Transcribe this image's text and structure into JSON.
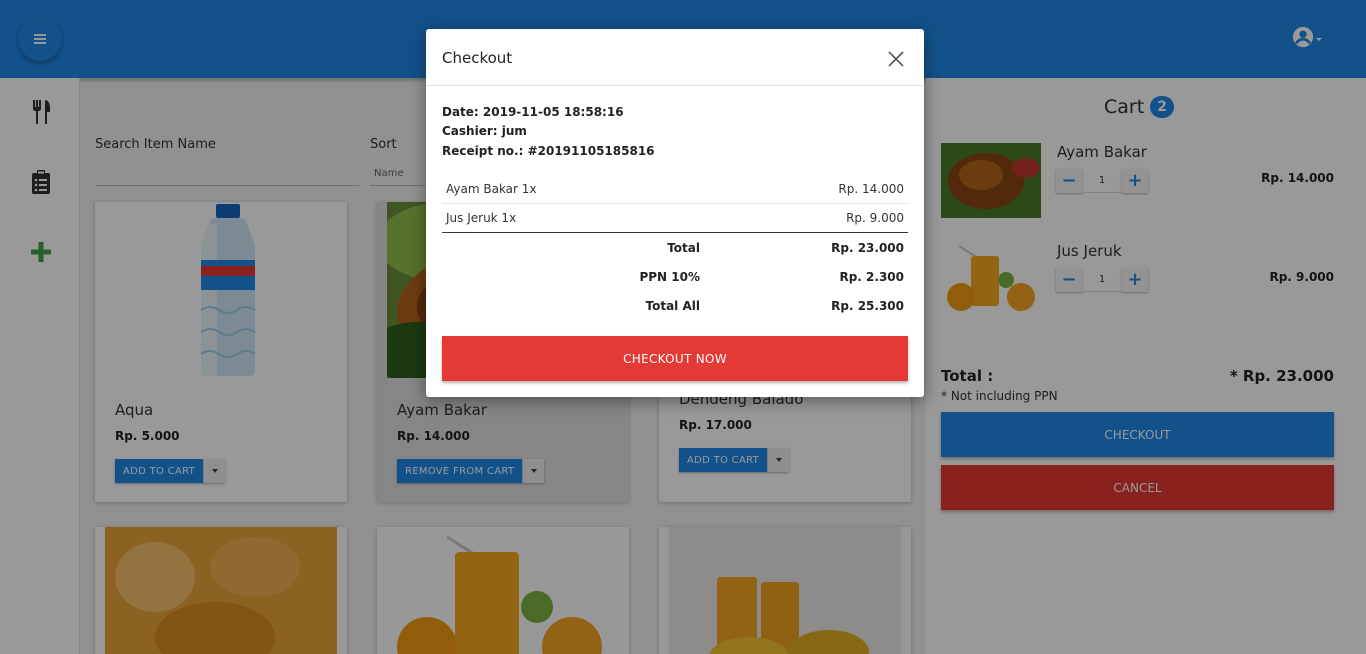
{
  "header": {
    "menu_icon": "hamburger-icon",
    "user_icon": "account-circle-icon"
  },
  "sidebar": {
    "items": [
      {
        "icon": "utensils-icon",
        "color": "#333333"
      },
      {
        "icon": "clipboard-list-icon",
        "color": "#333333"
      },
      {
        "icon": "plus-icon",
        "color": "#43a047"
      }
    ]
  },
  "filters": {
    "search_label": "Search Item Name",
    "sort_label": "Sort",
    "sort_value": "Name"
  },
  "products": [
    {
      "name": "Aqua",
      "price": "Rp. 5.000",
      "button": "ADD TO CART",
      "in_cart": false
    },
    {
      "name": "Ayam Bakar",
      "price": "Rp. 14.000",
      "button": "REMOVE FROM CART",
      "in_cart": true
    },
    {
      "name": "Dendeng Balado",
      "price": "Rp. 17.000",
      "button": "ADD TO CART",
      "in_cart": false
    }
  ],
  "cart": {
    "title": "Cart",
    "count": "2",
    "items": [
      {
        "name": "Ayam Bakar",
        "qty": "1",
        "price": "Rp. 14.000"
      },
      {
        "name": "Jus Jeruk",
        "qty": "1",
        "price": "Rp. 9.000"
      }
    ],
    "total_label": "Total :",
    "total_value": "* Rp. 23.000",
    "note": "* Not including PPN",
    "checkout_label": "CHECKOUT",
    "cancel_label": "CANCEL"
  },
  "modal": {
    "title": "Checkout",
    "date": "Date: 2019-11-05 18:58:16",
    "cashier": "Cashier: jum",
    "receipt_no": "Receipt no.: #20191105185816",
    "lines": [
      {
        "label": "Ayam Bakar 1x",
        "value": "Rp. 14.000"
      },
      {
        "label": "Jus Jeruk 1x",
        "value": "Rp. 9.000"
      }
    ],
    "summary": [
      {
        "label": "Total",
        "value": "Rp. 23.000"
      },
      {
        "label": "PPN 10%",
        "value": "Rp. 2.300"
      },
      {
        "label": "Total All",
        "value": "Rp. 25.300"
      }
    ],
    "checkout_now_label": "CHECKOUT NOW"
  },
  "colors": {
    "primary": "#1e88e5",
    "danger": "#e53935",
    "add": "#43a047"
  }
}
....................
§ What this task involves: Using the records above, retype everything exactly except the pictures.

§ Completed exercise:
Transcribe this image's text and structure into JSON.
{
  "header": {
    "menu_icon": "hamburger-icon",
    "user_icon": "account-circle-icon"
  },
  "sidebar": {
    "items": [
      {
        "icon": "utensils-icon",
        "color": "#333333"
      },
      {
        "icon": "clipboard-list-icon",
        "color": "#333333"
      },
      {
        "icon": "plus-icon",
        "color": "#43a047"
      }
    ]
  },
  "filters": {
    "search_label": "Search Item Name",
    "sort_label": "Sort",
    "sort_value": "Name"
  },
  "products": [
    {
      "name": "Aqua",
      "price": "Rp. 5.000",
      "button": "ADD TO CART",
      "in_cart": false
    },
    {
      "name": "Ayam Bakar",
      "price": "Rp. 14.000",
      "button": "REMOVE FROM CART",
      "in_cart": true
    },
    {
      "name": "Dendeng Balado",
      "price": "Rp. 17.000",
      "button": "ADD TO CART",
      "in_cart": false
    }
  ],
  "cart": {
    "title": "Cart",
    "count": "2",
    "items": [
      {
        "name": "Ayam Bakar",
        "qty": "1",
        "price": "Rp. 14.000"
      },
      {
        "name": "Jus Jeruk",
        "qty": "1",
        "price": "Rp. 9.000"
      }
    ],
    "total_label": "Total :",
    "total_value": "* Rp. 23.000",
    "note": "* Not including PPN",
    "checkout_label": "CHECKOUT",
    "cancel_label": "CANCEL"
  },
  "modal": {
    "title": "Checkout",
    "date": "Date: 2019-11-05 18:58:16",
    "cashier": "Cashier: jum",
    "receipt_no": "Receipt no.: #20191105185816",
    "lines": [
      {
        "label": "Ayam Bakar 1x",
        "value": "Rp. 14.000"
      },
      {
        "label": "Jus Jeruk 1x",
        "value": "Rp. 9.000"
      }
    ],
    "summary": [
      {
        "label": "Total",
        "value": "Rp. 23.000"
      },
      {
        "label": "PPN 10%",
        "value": "Rp. 2.300"
      },
      {
        "label": "Total All",
        "value": "Rp. 25.300"
      }
    ],
    "checkout_now_label": "CHECKOUT NOW"
  },
  "colors": {
    "primary": "#1e88e5",
    "danger": "#e53935",
    "add": "#43a047"
  }
}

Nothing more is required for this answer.